Directions:
In the records below, copy out every line from the one containing "trash-icon — [224, 693, 252, 721]" up to and including the one containing "duplicate-button[interactable]: Duplicate —", keeping each line unchanged.

Task input:
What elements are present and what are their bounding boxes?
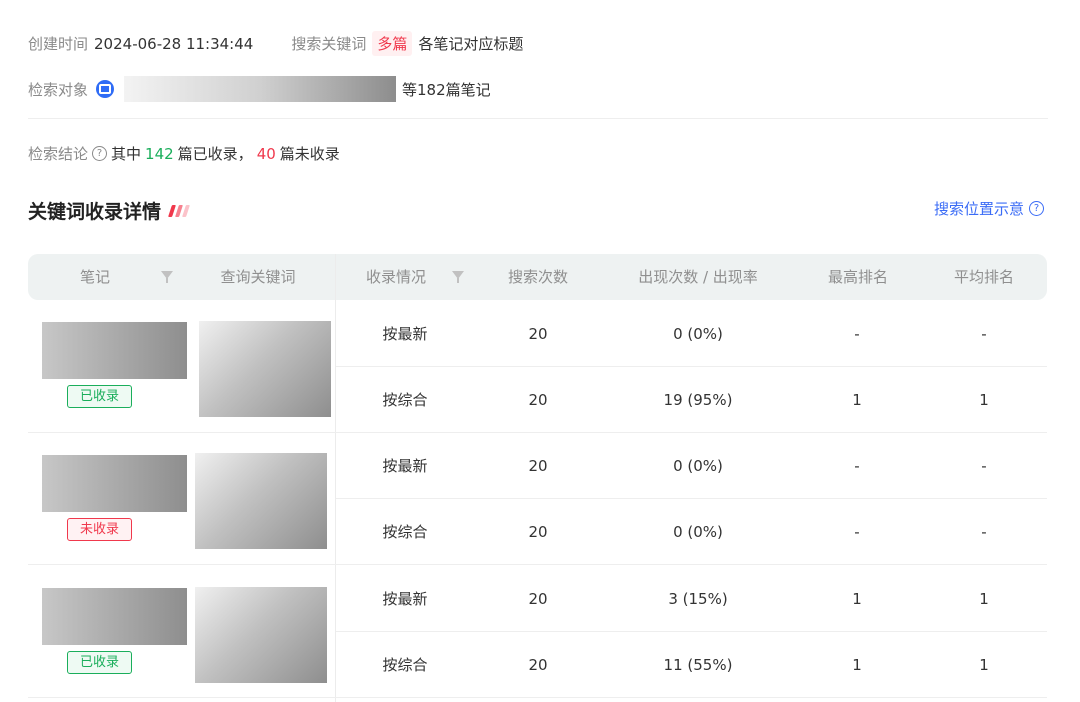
keyword-multi-tag: 多篇 xyxy=(372,31,413,56)
table-header: 笔记 查询关键词 收录情况 搜索次数 出现次数 / 出现率 最高排名 平均排名 xyxy=(28,254,1047,300)
note-thumbnail[interactable] xyxy=(42,588,187,645)
col-best-rank: 最高排名 xyxy=(827,268,888,286)
group-divider xyxy=(28,432,1047,433)
meta-row: 创建时间 2024-06-28 11:34:44 搜索关键词 多篇 各笔记对应标… xyxy=(28,31,523,56)
keyword-text: 各笔记对应标题 xyxy=(418,35,524,53)
search-count-cell: 20 xyxy=(528,391,548,409)
avg-rank-cell: 1 xyxy=(979,656,989,674)
divider xyxy=(28,118,1048,119)
appear-cell: 3 (15%) xyxy=(668,590,728,608)
best-rank-cell: 1 xyxy=(852,391,862,409)
group-divider xyxy=(28,697,1047,698)
best-rank-cell: - xyxy=(854,523,860,541)
appear-cell: 0 (0%) xyxy=(673,523,723,541)
sort-cell: 按最新 xyxy=(382,325,428,343)
avg-rank-cell: 1 xyxy=(979,590,989,608)
help-icon[interactable]: ? xyxy=(1029,201,1044,216)
conclusion-prefix: 其中 xyxy=(111,145,142,163)
avg-rank-cell: - xyxy=(981,523,987,541)
help-icon[interactable]: ? xyxy=(92,146,108,161)
best-rank-cell: 1 xyxy=(852,656,862,674)
avg-rank-cell: - xyxy=(981,457,987,475)
included-text: 篇已收录， xyxy=(177,145,253,163)
blurred-object-name xyxy=(124,76,397,102)
search-count-cell: 20 xyxy=(528,457,548,475)
search-count-cell: 20 xyxy=(528,656,548,674)
column-divider xyxy=(335,254,336,702)
avg-rank-cell: 1 xyxy=(979,391,989,409)
appear-cell: 19 (95%) xyxy=(663,391,733,409)
sort-cell: 按最新 xyxy=(382,590,428,608)
title-decoration-icon xyxy=(168,204,190,217)
search-count-cell: 20 xyxy=(528,590,548,608)
keyword-label: 搜索关键词 xyxy=(291,35,367,53)
search-position-link[interactable]: 搜索位置示意 ? xyxy=(934,198,1048,219)
object-row: 检索对象 等182篇笔记 xyxy=(28,76,491,102)
notebook-icon xyxy=(96,80,115,98)
object-label: 检索对象 xyxy=(28,80,89,99)
status-badge: 已收录 xyxy=(67,385,132,408)
note-thumbnail[interactable] xyxy=(42,455,187,512)
filter-icon[interactable] xyxy=(452,271,464,283)
not-included-count: 40 xyxy=(256,144,276,163)
best-rank-cell: - xyxy=(854,457,860,475)
included-count: 142 xyxy=(145,144,174,163)
sort-cell: 按最新 xyxy=(382,457,428,475)
avg-rank-cell: - xyxy=(981,325,987,343)
appear-cell: 0 (0%) xyxy=(673,457,723,475)
sort-cell: 按综合 xyxy=(382,391,428,409)
search-count-cell: 20 xyxy=(528,523,548,541)
row-divider xyxy=(336,498,1047,499)
section-title: 关键词收录详情 xyxy=(28,197,190,224)
col-appear-rate: 出现次数 / 出现率 xyxy=(638,268,758,286)
object-suffix: 等182篇笔记 xyxy=(402,80,491,99)
row-divider xyxy=(336,631,1047,632)
group-divider xyxy=(28,564,1047,565)
col-search-count: 搜索次数 xyxy=(507,268,568,286)
appear-cell: 11 (55%) xyxy=(663,656,733,674)
search-count-cell: 20 xyxy=(528,325,548,343)
note-thumbnail[interactable] xyxy=(42,322,187,379)
keyword-thumbnail xyxy=(195,453,327,549)
section-title-text: 关键词收录详情 xyxy=(28,201,162,223)
col-keyword: 查询关键词 xyxy=(220,268,296,286)
status-badge: 未收录 xyxy=(67,518,132,541)
row-divider xyxy=(336,366,1047,367)
col-status: 收录情况 xyxy=(365,268,426,286)
appear-cell: 0 (0%) xyxy=(673,325,723,343)
filter-icon[interactable] xyxy=(161,271,173,283)
sort-cell: 按综合 xyxy=(382,656,428,674)
sort-cell: 按综合 xyxy=(382,523,428,541)
conclusion-label: 检索结论 xyxy=(28,145,89,163)
not-included-text: 篇未收录 xyxy=(279,145,340,163)
conclusion-row: 检索结论 ? 其中 142 篇已收录， 40 篇未收录 xyxy=(28,143,340,164)
keyword-thumbnail xyxy=(195,587,327,683)
col-note: 笔记 xyxy=(79,268,110,286)
best-rank-cell: - xyxy=(854,325,860,343)
search-position-link-text[interactable]: 搜索位置示意 xyxy=(934,198,1024,219)
keyword-thumbnail xyxy=(199,321,331,417)
col-avg-rank: 平均排名 xyxy=(953,268,1014,286)
best-rank-cell: 1 xyxy=(852,590,862,608)
created-label: 创建时间 xyxy=(28,35,89,53)
status-badge: 已收录 xyxy=(67,651,132,674)
created-time: 2024-06-28 11:34:44 xyxy=(94,34,254,53)
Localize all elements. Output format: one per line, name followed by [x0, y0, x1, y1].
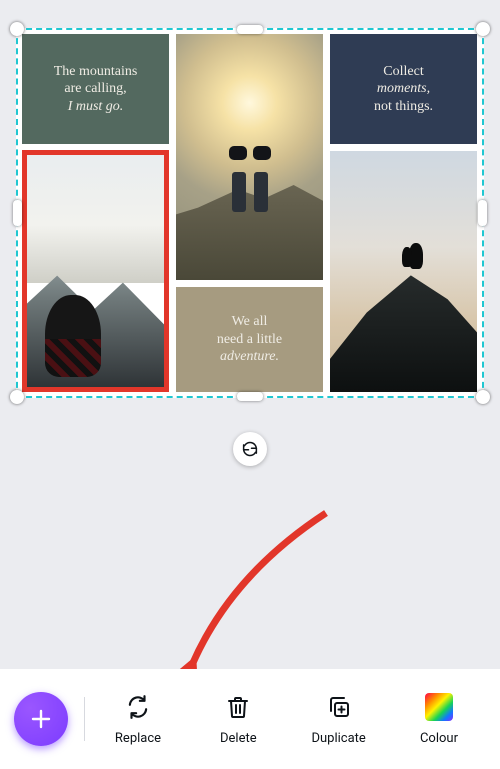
trash-icon — [224, 693, 252, 721]
colour-swatch-icon — [425, 693, 453, 721]
photo-sky — [27, 155, 164, 283]
resize-handle-top[interactable] — [237, 25, 263, 34]
replace-label: Replace — [115, 731, 161, 746]
duplicate-button[interactable]: Duplicate — [300, 693, 378, 746]
duplicate-label: Duplicate — [311, 731, 365, 746]
text-line: are calling, — [64, 80, 126, 98]
cell-sunrise-photo[interactable] — [176, 34, 323, 280]
replace-icon — [124, 693, 152, 721]
photo-person — [45, 295, 101, 377]
text-line: The mountains — [54, 63, 138, 81]
resize-handle-tl[interactable] — [10, 22, 24, 36]
photo-couple — [409, 243, 423, 269]
delete-label: Delete — [220, 731, 257, 746]
text-line: need a little — [217, 331, 282, 349]
resize-handle-br[interactable] — [476, 390, 490, 404]
cell-adventure-text[interactable]: We all need a little adventure. — [176, 287, 323, 392]
plus-icon — [29, 707, 53, 731]
duplicate-icon — [325, 693, 353, 721]
text-line: I must go. — [68, 98, 124, 116]
cell-silhouette-photo[interactable] — [330, 151, 477, 392]
toolbar-divider — [84, 697, 85, 741]
cell-mountains-text[interactable]: The mountains are calling, I must go. — [22, 34, 169, 144]
replace-button[interactable]: Replace — [99, 693, 177, 746]
text-line: We all — [232, 313, 268, 331]
resize-handle-bottom[interactable] — [237, 392, 263, 401]
resize-handle-tr[interactable] — [476, 22, 490, 36]
photo-boots — [228, 146, 272, 162]
text-line: not things. — [374, 98, 433, 116]
design-canvas[interactable]: The mountains are calling, I must go. We… — [16, 28, 484, 398]
text-line: moments, — [377, 80, 430, 98]
cell-collect-text[interactable]: Collect moments, not things. — [330, 34, 477, 144]
annotation-arrow — [176, 505, 336, 680]
cell-selected-photo[interactable] — [22, 150, 169, 392]
rotate-icon — [241, 440, 259, 458]
resize-handle-right[interactable] — [478, 200, 487, 226]
photo-legs — [228, 172, 272, 224]
text-line: Collect — [383, 63, 423, 81]
colour-button[interactable]: Colour — [400, 693, 478, 746]
text-line: adventure. — [220, 348, 279, 366]
add-button[interactable] — [14, 692, 68, 746]
rotate-handle[interactable] — [233, 432, 267, 466]
resize-handle-bl[interactable] — [10, 390, 24, 404]
bottom-toolbar: Replace Delete Duplicate — [0, 669, 500, 769]
delete-button[interactable]: Delete — [199, 693, 277, 746]
colour-label: Colour — [420, 731, 458, 746]
resize-handle-left[interactable] — [13, 200, 22, 226]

Task output:
trash-icon — [224, 693, 252, 721]
colour-swatch-icon — [425, 693, 453, 721]
photo-sky — [27, 155, 164, 283]
resize-handle-top[interactable] — [237, 25, 263, 34]
replace-label: Replace — [115, 731, 161, 746]
duplicate-button[interactable]: Duplicate — [300, 693, 378, 746]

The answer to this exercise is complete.